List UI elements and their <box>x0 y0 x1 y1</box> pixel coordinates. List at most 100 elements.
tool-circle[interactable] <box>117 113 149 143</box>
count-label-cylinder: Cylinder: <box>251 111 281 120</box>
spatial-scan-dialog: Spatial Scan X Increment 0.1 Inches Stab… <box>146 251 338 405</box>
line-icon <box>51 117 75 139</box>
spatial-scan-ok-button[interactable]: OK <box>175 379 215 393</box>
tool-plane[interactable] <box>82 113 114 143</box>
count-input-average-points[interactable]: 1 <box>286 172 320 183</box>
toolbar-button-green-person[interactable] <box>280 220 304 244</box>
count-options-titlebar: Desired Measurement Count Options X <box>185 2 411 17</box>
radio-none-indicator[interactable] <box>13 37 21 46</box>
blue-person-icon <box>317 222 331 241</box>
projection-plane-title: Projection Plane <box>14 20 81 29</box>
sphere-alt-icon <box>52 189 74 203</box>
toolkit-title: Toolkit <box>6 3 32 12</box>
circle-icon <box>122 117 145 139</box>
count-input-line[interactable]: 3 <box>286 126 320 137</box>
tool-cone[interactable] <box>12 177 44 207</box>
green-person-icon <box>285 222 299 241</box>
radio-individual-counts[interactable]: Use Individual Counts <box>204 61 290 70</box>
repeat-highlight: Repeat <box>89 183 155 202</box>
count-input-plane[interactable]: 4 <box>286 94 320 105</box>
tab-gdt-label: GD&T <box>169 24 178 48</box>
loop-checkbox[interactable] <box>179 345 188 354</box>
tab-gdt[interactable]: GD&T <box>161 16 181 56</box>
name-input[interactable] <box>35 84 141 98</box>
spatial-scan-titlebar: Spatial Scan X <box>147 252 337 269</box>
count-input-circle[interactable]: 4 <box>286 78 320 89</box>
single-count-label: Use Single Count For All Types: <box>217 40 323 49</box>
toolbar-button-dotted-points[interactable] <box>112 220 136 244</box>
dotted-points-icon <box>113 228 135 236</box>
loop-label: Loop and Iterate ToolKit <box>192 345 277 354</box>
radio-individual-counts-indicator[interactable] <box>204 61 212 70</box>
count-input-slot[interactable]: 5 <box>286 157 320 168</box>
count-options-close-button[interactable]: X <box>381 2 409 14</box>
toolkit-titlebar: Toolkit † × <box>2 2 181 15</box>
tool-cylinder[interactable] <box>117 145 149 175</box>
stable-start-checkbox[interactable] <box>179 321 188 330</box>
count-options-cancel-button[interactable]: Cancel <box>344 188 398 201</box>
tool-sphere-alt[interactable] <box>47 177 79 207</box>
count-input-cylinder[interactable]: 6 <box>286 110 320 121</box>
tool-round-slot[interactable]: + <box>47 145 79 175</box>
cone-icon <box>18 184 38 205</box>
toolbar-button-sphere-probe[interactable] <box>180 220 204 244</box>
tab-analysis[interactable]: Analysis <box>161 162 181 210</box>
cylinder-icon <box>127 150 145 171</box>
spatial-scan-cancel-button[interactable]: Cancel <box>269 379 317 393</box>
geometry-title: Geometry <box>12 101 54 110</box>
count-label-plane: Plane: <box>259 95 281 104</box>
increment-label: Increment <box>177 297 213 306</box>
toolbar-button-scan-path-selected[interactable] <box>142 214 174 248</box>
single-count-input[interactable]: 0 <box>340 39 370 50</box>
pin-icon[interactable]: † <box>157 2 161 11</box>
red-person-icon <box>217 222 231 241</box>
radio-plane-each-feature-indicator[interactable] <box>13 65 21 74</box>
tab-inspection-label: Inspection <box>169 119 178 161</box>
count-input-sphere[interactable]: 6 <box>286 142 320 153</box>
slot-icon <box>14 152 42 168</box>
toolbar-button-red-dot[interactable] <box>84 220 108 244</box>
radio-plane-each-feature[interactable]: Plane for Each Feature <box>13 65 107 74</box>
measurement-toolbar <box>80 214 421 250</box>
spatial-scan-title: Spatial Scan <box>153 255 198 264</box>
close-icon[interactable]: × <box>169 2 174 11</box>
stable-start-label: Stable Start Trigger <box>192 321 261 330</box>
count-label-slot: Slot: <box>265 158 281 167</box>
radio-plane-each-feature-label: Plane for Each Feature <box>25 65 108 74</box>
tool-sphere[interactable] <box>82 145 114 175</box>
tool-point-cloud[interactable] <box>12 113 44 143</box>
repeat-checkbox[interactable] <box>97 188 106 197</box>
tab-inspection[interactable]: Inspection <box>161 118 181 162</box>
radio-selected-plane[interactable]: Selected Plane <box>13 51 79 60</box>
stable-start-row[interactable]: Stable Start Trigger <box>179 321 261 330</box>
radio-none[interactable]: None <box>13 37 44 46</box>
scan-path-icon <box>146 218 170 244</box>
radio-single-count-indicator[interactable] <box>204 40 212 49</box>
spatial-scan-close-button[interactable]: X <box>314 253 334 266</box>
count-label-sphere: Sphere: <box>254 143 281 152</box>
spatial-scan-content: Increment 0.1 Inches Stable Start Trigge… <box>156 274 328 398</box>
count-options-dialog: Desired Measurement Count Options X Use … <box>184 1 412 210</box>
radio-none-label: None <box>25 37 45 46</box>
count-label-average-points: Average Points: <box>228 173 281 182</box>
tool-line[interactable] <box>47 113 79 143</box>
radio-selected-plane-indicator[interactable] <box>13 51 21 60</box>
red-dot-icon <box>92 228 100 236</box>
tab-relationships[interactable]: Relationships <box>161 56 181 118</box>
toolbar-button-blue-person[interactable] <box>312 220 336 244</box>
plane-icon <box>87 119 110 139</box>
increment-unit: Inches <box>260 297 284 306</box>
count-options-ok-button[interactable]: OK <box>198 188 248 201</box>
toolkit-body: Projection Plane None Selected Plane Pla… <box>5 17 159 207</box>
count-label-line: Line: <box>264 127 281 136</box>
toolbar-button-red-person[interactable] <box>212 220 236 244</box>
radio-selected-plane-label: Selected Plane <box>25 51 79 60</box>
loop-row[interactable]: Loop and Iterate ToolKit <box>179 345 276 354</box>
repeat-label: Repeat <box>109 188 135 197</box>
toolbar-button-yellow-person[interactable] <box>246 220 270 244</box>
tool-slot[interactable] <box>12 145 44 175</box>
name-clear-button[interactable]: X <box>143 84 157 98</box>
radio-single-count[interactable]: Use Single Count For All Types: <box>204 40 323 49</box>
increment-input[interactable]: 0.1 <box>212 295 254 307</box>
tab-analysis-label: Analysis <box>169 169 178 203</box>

********

▶ [PROBLEM DETAILS]
Return the lines above, from the first one through the line with "blue-person-icon <box>317 222 331 241</box>" (inclusive), as a JSON list of strings with one string per line and no blank lines.

▶ [FULL RESPONSE]
[
  "List UI elements and their <box>x0 y0 x1 y1</box> pixel coordinates. List at most 100 elements.",
  "tool-circle[interactable] <box>117 113 149 143</box>",
  "count-label-cylinder: Cylinder: <box>251 111 281 120</box>",
  "spatial-scan-dialog: Spatial Scan X Increment 0.1 Inches Stab… <box>146 251 338 405</box>",
  "line-icon <box>51 117 75 139</box>",
  "spatial-scan-ok-button[interactable]: OK <box>175 379 215 393</box>",
  "tool-plane[interactable] <box>82 113 114 143</box>",
  "count-input-average-points[interactable]: 1 <box>286 172 320 183</box>",
  "toolbar-button-green-person[interactable] <box>280 220 304 244</box>",
  "count-options-titlebar: Desired Measurement Count Options X <box>185 2 411 17</box>",
  "radio-none-indicator[interactable] <box>13 37 21 46</box>",
  "blue-person-icon <box>317 222 331 241</box>"
]